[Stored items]
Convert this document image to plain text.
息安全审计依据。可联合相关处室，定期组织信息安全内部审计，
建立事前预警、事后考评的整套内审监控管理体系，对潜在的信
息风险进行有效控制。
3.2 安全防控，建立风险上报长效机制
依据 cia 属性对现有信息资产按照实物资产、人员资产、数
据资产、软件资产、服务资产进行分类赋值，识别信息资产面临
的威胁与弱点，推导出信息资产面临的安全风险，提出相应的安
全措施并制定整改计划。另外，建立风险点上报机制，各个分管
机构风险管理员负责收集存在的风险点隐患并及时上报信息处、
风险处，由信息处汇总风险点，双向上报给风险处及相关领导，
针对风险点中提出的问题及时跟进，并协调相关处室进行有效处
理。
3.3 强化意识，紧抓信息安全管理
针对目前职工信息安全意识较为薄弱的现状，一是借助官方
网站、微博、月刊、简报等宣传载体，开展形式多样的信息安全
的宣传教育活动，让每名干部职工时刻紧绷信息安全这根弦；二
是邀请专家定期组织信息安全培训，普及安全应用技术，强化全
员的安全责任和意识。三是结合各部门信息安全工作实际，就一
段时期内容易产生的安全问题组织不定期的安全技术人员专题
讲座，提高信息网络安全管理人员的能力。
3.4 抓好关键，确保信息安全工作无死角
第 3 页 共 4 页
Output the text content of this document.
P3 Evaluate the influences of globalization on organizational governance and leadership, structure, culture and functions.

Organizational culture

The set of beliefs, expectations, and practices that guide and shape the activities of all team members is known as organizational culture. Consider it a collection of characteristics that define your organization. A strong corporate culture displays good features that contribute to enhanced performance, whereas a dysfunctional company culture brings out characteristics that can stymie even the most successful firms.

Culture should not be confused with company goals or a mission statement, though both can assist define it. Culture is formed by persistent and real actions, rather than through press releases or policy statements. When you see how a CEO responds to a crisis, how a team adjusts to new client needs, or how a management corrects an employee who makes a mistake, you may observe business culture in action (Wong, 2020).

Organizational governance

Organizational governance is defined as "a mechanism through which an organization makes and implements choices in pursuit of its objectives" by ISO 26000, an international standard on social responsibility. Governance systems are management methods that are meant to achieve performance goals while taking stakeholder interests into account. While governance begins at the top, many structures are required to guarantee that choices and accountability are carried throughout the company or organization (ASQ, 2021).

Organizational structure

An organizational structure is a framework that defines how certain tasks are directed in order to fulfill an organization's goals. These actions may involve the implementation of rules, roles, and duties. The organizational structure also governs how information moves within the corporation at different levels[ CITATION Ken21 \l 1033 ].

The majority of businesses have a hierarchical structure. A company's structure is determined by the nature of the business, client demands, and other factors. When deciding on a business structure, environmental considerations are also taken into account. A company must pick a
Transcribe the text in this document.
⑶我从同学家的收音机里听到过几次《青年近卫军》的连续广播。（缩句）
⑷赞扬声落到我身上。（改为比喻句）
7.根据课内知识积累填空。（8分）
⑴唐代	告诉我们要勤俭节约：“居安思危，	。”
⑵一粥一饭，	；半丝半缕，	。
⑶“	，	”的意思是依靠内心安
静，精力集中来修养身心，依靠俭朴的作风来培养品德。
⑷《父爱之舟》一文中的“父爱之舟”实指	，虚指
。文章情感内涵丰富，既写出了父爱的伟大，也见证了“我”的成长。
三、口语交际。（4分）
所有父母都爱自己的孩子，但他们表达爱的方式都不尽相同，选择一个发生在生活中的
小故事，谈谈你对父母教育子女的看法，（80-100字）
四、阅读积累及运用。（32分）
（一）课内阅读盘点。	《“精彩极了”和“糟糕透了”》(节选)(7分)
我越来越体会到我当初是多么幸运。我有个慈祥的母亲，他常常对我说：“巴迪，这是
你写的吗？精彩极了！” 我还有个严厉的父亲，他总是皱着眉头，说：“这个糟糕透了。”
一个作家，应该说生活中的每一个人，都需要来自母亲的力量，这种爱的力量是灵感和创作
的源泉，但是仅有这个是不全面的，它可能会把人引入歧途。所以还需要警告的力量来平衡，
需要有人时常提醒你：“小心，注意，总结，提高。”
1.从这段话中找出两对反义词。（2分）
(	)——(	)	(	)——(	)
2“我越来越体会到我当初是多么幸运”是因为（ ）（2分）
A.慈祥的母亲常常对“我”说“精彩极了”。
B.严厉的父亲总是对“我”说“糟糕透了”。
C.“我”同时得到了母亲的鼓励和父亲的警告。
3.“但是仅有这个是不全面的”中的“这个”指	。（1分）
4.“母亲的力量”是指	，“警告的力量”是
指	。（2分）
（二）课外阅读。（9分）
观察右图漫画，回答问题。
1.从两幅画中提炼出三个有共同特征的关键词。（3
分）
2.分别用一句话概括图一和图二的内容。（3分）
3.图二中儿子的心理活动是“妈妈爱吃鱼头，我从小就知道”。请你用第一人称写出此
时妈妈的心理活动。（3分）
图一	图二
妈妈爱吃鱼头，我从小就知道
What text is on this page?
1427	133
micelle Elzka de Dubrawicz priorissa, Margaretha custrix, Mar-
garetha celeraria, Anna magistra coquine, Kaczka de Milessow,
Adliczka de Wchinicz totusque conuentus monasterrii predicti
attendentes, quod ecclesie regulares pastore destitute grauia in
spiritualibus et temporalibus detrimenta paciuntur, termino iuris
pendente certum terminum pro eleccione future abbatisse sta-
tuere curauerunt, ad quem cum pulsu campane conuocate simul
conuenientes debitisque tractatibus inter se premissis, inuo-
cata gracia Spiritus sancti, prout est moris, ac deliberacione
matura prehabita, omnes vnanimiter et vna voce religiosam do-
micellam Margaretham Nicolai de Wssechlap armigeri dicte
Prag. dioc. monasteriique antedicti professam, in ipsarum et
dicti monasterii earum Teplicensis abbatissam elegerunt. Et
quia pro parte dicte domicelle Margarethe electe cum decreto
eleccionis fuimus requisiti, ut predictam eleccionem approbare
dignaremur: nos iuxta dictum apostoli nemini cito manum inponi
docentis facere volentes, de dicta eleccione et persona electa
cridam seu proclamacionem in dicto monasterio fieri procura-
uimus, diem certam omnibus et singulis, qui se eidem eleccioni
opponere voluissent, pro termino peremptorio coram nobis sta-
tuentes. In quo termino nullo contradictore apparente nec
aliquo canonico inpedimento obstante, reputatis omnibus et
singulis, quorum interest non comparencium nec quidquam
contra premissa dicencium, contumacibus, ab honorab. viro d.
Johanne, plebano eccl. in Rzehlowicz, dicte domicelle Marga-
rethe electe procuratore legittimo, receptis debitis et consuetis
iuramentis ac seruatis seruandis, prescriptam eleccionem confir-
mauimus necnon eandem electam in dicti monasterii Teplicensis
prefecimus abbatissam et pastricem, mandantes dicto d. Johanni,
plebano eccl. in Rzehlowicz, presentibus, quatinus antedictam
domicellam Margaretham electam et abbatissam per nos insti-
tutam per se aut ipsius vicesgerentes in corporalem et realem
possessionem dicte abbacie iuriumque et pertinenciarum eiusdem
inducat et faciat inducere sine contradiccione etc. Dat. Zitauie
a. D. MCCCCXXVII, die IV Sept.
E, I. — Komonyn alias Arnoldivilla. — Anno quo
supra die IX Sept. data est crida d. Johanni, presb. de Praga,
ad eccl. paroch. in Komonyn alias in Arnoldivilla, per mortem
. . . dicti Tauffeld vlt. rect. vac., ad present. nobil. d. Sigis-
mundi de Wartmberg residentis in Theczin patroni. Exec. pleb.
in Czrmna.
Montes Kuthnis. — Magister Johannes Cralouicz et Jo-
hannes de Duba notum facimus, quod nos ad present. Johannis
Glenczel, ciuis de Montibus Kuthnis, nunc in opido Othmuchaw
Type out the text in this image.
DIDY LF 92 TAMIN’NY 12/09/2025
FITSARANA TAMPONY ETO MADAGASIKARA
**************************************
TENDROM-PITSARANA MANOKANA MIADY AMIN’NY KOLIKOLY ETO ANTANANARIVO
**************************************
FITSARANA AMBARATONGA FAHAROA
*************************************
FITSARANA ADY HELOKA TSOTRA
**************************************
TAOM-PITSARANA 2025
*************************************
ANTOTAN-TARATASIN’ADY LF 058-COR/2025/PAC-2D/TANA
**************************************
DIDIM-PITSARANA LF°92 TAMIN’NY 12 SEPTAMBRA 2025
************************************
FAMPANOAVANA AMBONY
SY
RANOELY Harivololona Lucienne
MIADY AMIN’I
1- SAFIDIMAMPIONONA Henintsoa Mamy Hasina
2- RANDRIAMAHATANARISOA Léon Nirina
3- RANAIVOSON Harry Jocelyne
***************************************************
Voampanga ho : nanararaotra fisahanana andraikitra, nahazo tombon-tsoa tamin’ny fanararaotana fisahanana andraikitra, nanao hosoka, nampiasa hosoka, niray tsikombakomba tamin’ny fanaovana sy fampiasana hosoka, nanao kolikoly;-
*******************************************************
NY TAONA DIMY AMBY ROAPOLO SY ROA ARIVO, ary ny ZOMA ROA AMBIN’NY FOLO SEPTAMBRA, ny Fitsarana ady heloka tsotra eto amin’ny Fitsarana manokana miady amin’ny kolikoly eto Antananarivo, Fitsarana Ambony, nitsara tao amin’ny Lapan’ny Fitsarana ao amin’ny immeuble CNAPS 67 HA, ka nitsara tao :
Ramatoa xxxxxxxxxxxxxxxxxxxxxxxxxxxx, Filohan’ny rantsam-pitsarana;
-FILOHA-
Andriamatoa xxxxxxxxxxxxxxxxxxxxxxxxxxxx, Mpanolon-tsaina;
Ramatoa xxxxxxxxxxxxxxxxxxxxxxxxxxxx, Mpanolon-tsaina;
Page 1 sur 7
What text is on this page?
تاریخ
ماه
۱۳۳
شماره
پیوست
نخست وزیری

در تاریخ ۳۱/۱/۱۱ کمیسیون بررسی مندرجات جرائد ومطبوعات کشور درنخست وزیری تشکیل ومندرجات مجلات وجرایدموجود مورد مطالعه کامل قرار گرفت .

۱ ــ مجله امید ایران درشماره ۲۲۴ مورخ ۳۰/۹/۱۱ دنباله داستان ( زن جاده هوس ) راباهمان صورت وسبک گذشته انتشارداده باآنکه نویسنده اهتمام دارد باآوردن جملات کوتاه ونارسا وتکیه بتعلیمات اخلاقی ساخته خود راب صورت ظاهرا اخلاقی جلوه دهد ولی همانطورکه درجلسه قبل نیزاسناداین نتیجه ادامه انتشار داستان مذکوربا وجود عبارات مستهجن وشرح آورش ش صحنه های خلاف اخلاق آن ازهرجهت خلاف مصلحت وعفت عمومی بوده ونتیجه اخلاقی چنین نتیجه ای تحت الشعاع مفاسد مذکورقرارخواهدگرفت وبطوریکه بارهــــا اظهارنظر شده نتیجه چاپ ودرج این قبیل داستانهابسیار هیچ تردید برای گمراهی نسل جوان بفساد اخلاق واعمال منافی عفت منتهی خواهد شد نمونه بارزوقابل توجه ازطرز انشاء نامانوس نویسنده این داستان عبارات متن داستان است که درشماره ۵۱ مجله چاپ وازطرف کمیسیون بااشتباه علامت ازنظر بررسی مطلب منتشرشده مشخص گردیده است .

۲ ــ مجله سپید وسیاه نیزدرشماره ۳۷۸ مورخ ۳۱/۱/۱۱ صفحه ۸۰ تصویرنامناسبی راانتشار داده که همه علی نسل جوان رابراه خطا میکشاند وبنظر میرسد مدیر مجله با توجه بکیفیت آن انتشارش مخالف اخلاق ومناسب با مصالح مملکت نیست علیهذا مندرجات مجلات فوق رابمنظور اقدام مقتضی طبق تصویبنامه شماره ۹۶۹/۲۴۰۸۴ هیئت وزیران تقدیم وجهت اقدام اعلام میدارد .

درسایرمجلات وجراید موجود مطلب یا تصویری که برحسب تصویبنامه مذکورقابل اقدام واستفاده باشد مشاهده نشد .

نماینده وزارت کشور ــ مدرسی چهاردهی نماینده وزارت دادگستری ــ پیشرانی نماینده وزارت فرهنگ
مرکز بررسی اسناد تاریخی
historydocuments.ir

▶ _Task description_: Collect from the data above every line that includes "Komonyn".

▶ _The solution_:
E, I. — Komonyn alias Arnoldivilla. — Anno quo
ad eccl. paroch. in Komonyn alias in Arnoldivilla, per mortem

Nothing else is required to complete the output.